* WHAT THE EXERCISE ASKS
Copy out each line of the material below that holds the string "which".

* RECORDS SHOWN
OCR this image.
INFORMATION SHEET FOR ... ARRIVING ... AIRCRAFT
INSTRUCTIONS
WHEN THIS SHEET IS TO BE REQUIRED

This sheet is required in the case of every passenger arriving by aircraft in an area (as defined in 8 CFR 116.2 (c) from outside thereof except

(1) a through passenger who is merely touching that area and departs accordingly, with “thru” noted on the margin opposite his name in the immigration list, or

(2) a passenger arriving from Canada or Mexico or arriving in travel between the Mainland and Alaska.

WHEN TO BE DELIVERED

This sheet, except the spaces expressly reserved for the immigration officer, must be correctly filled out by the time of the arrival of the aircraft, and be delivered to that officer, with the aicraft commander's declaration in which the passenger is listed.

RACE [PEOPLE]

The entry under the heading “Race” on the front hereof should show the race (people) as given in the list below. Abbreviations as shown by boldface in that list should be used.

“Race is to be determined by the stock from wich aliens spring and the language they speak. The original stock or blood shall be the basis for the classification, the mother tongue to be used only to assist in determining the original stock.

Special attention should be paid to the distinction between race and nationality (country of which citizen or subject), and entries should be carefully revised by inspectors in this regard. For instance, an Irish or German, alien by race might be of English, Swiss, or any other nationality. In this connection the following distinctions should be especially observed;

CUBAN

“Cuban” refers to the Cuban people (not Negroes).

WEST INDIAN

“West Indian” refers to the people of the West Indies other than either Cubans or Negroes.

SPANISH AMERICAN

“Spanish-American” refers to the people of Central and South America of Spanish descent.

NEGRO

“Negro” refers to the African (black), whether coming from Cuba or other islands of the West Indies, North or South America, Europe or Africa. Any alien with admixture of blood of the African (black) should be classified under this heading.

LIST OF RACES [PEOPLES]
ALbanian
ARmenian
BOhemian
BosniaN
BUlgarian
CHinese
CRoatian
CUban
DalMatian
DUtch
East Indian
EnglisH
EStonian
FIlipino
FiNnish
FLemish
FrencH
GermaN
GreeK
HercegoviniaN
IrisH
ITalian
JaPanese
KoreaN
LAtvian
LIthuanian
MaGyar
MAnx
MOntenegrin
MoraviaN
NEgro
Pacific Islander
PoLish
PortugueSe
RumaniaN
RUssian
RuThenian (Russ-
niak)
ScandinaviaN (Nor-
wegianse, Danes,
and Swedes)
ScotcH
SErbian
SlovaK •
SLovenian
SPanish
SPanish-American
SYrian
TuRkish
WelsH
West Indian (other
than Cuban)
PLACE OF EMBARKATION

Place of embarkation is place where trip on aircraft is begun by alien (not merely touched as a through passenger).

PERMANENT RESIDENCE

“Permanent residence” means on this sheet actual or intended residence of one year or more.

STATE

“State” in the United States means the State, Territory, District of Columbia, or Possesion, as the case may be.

* ANSWER TO THE TASK
This sheet, except the spaces expressly reserved for the immigration officer, must be correctly filled out by the time of the arrival of the aircraft, and be delivered to that officer, with the aicraft commander's declaration in which the passenger is listed.
Special attention should be paid to the distinction between race and nationality (country of which citizen or subject), and entries should be carefully revised by inspectors in this regard. For instance, an Irish or German, alien by race might be of English, Swiss, or any other nationality. In this connection the following distinctions should be especially observed;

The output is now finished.